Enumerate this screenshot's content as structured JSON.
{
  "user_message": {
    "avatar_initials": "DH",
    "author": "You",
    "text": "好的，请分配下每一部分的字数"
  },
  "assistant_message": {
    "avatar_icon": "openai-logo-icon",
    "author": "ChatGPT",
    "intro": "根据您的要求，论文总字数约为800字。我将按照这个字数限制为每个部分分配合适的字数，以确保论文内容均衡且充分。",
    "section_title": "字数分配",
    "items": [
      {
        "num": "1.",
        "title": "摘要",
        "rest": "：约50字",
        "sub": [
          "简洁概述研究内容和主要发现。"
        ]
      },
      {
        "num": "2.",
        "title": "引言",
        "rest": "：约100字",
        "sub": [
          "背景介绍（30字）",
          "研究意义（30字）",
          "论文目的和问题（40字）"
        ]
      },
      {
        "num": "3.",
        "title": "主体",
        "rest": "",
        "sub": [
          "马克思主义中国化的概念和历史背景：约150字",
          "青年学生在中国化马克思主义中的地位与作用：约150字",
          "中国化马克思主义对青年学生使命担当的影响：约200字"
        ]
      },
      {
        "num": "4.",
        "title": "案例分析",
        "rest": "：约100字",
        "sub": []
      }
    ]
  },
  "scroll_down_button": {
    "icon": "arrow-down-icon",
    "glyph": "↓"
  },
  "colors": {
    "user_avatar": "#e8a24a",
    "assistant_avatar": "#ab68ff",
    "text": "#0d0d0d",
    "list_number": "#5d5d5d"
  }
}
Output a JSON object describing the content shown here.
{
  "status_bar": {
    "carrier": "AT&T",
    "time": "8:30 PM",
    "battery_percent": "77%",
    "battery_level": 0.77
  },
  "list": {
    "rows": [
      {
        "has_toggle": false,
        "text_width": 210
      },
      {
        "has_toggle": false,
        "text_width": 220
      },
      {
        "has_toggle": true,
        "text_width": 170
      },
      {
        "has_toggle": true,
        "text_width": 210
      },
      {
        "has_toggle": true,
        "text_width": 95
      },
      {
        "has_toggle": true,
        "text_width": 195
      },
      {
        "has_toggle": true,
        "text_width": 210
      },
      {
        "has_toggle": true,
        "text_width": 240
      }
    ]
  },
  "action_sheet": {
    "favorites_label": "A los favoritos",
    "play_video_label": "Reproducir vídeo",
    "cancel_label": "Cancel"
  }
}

════

GOAL: Please quote the records above exactly, without skipping a line.

FINAL RESULT:
Enumerate this screenshot's content as structured JSON.
{
  "user_message": {
    "avatar_initials": "DH",
    "author": "You",
    "text": "好的，请分配下每一部分的字数"
  },
  "assistant_message": {
    "avatar_icon": "openai-logo-icon",
    "author": "ChatGPT",
    "intro": "根据您的要求，论文总字数约为800字。我将按照这个字数限制为每个部分分配合适的字数，以确保论文内容均衡且充分。",
    "section_title": "字数分配",
    "items": [
      {
        "num": "1.",
        "title": "摘要",
        "rest": "：约50字",
        "sub": [
          "简洁概述研究内容和主要发现。"
        ]
      },
      {
        "num": "2.",
        "title": "引言",
        "rest": "：约100字",
        "sub": [
          "背景介绍（30字）",
          "研究意义（30字）",
          "论文目的和问题（40字）"
        ]
      },
      {
        "num": "3.",
        "title": "主体",
        "rest": "",
        "sub": [
          "马克思主义中国化的概念和历史背景：约150字",
          "青年学生在中国化马克思主义中的地位与作用：约150字",
          "中国化马克思主义对青年学生使命担当的影响：约200字"
        ]
      },
      {
        "num": "4.",
        "title": "案例分析",
        "rest": "：约100字",
        "sub": []
      }
    ]
  },
  "scroll_down_button": {
    "icon": "arrow-down-icon",
    "glyph": "↓"
  },
  "colors": {
    "user_avatar": "#e8a24a",
    "assistant_avatar": "#ab68ff",
    "text": "#0d0d0d",
    "list_number": "#5d5d5d"
  }
}
Output a JSON object describing the content shown here.
{
  "status_bar": {
    "carrier": "AT&T",
    "time": "8:30 PM",
    "battery_percent": "77%",
    "battery_level": 0.77
  },
  "list": {
    "rows": [
      {
        "has_toggle": false,
        "text_width": 210
      },
      {
        "has_toggle": false,
        "text_width": 220
      },
      {
        "has_toggle": true,
        "text_width": 170
      },
      {
        "has_toggle": true,
        "text_width": 210
      },
      {
        "has_toggle": true,
        "text_width": 95
      },
      {
        "has_toggle": true,
        "text_width": 195
      },
      {
        "has_toggle": true,
        "text_width": 210
      },
      {
        "has_toggle": true,
        "text_width": 240
      }
    ]
  },
  "action_sheet": {
    "favorites_label": "A los favoritos",
    "play_video_label": "Reproducir vídeo",
    "cancel_label": "Cancel"
  }
}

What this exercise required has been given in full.